> Objective: Gather up all lines that carry the word "sistema".

> Data records:
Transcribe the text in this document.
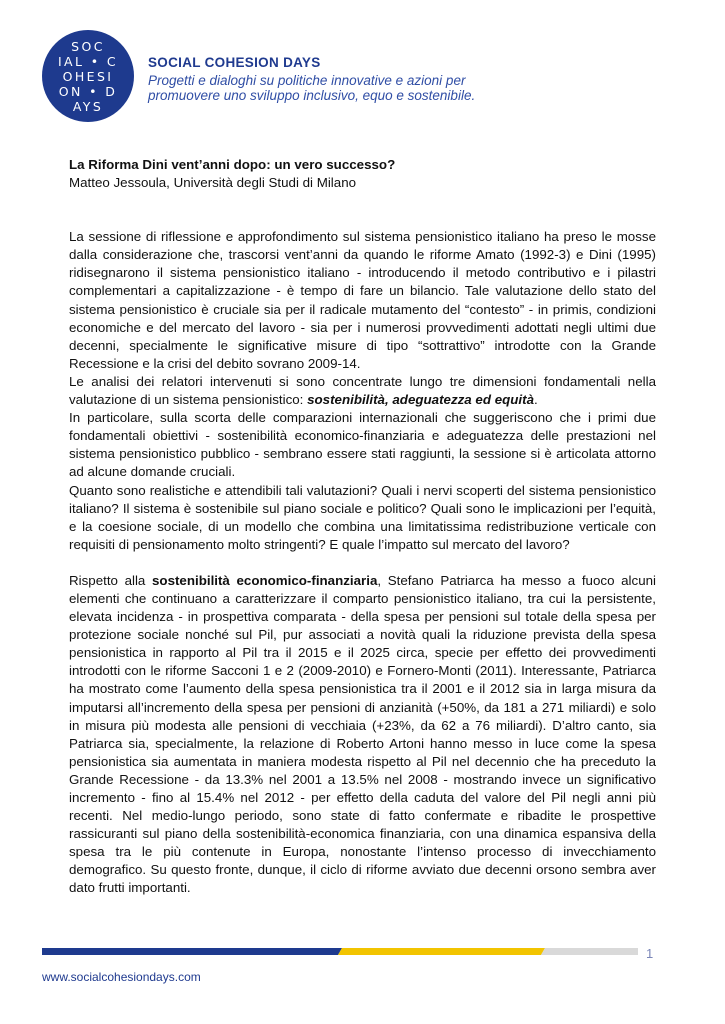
SOC
IAL • C
OHESI
ON • D
AYS
SOCIAL COHESION DAYS
Progetti e dialoghi su politiche innovative e azioni per
promuovere uno sviluppo inclusivo, equo e sostenibile.

La Riforma Dini vent’anni dopo: un vero successo?

Matteo Jessoula, Università degli Studi di Milano

La sessione di riflessione e approfondimento sul sistema pensionistico italiano ha preso le mosse dalla considerazione che, trascorsi vent’anni da quando le riforme Amato (1992-3) e Dini (1995) ridisegnarono il sistema pensionistico italiano - introducendo il metodo contributivo e i pilastri complementari a capitalizzazione - è tempo di fare un bilancio. Tale valutazione dello stato del sistema pensionistico è cruciale sia per il radicale mutamento del “contesto” - in primis, condizioni economiche e del mercato del lavoro - sia per i numerosi provvedimenti adottati negli ultimi due decenni, specialmente le significative misure di tipo “sottrattivo” introdotte con la Grande Recessione e la crisi del debito sovrano 2009-14.

Le analisi dei relatori intervenuti si sono concentrate lungo tre dimensioni fondamentali nella valutazione di un sistema pensionistico: sostenibilità, adeguatezza ed equità.

In particolare, sulla scorta delle comparazioni internazionali che suggeriscono che i primi due fondamentali obiettivi - sostenibilità economico-finanziaria e adeguatezza delle prestazioni nel sistema pensionistico pubblico - sembrano essere stati raggiunti, la sessione si è articolata attorno ad alcune domande cruciali.

Quanto sono realistiche e attendibili tali valutazioni? Quali i nervi scoperti del sistema pensionistico italiano? Il sistema è sostenibile sul piano sociale e politico? Quali sono le implicazioni per l’equità, e la coesione sociale, di un modello che combina una limitatissima redistribuzione verticale con requisiti di pensionamento molto stringenti? E quale l’impatto sul mercato del lavoro?

Rispetto alla sostenibilità economico-finanziaria, Stefano Patriarca ha messo a fuoco alcuni elementi che continuano a caratterizzare il comparto pensionistico italiano, tra cui la persistente, elevata incidenza - in prospettiva comparata - della spesa per pensioni sul totale della spesa per protezione sociale nonché sul Pil, pur associati a novità quali la riduzione prevista della spesa pensionistica in rapporto al Pil tra il 2015 e il 2025 circa, specie per effetto dei provvedimenti introdotti con le riforme Sacconi 1 e 2 (2009-2010) e Fornero-Monti (2011). Interessante, Patriarca ha mostrato come l’aumento della spesa pensionistica tra il 2001 e il 2012 sia in larga misura da imputarsi all’incremento della spesa per pensioni di anzianità (+50%, da 181 a 271 miliardi) e solo in misura più modesta alle pensioni di vecchiaia (+23%, da 62 a 76 miliardi). D’altro canto, sia Patriarca sia, specialmente, la relazione di Roberto Artoni hanno messo in luce come la spesa pensionistica sia aumentata in maniera modesta rispetto al Pil nel decennio che ha preceduto la Grande Recessione - da 13.3% nel 2001 a 13.5% nel 2008 - mostrando invece un significativo incremento - fino al 15.4% nel 2012 - per effetto della caduta del valore del Pil negli anni più recenti. Nel medio-lungo periodo, sono state di fatto confermate e ribadite le prospettive rassicuranti sul piano della sostenibilità-economica finanziaria, con una dinamica espansiva della spesa tra le più contenute in Europa, nonostante l’intenso processo di invecchiamento demografico. Su questo fronte, dunque, il ciclo di riforme avviato due decenni orsono sembra aver dato frutti importanti.

1
www.socialcohesiondays.com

> Task result:
La sessione di riflessione e approfondimento sul sistema pensionistico italiano ha preso le mosse dalla considerazione che, trascorsi vent’anni da quando le riforme Amato (1992-3) e Dini (1995) ridisegnarono il sistema pensionistico italiano - introducendo il metodo contributivo e i pilastri complementari a capitalizzazione - è tempo di fare un bilancio. Tale valutazione dello stato del sistema pensionistico è cruciale sia per il radicale mutamento del “contesto” - in primis, condizioni economiche e del mercato del lavoro - sia per i numerosi provvedimenti adottati negli ultimi due decenni, specialmente le significative misure di tipo “sottrattivo” introdotte con la Grande Recessione e la crisi del debito sovrano 2009-14.
Le analisi dei relatori intervenuti si sono concentrate lungo tre dimensioni fondamentali nella valutazione di un sistema pensionistico: sostenibilità, adeguatezza ed equità.
In particolare, sulla scorta delle comparazioni internazionali che suggeriscono che i primi due fondamentali obiettivi - sostenibilità economico-finanziaria e adeguatezza delle prestazioni nel sistema pensionistico pubblico - sembrano essere stati raggiunti, la sessione si è articolata attorno ad alcune domande cruciali.
Quanto sono realistiche e attendibili tali valutazioni? Quali i nervi scoperti del sistema pensionistico italiano? Il sistema è sostenibile sul piano sociale e politico? Quali sono le implicazioni per l’equità, e la coesione sociale, di un modello che combina una limitatissima redistribuzione verticale con requisiti di pensionamento molto stringenti? E quale l’impatto sul mercato del lavoro?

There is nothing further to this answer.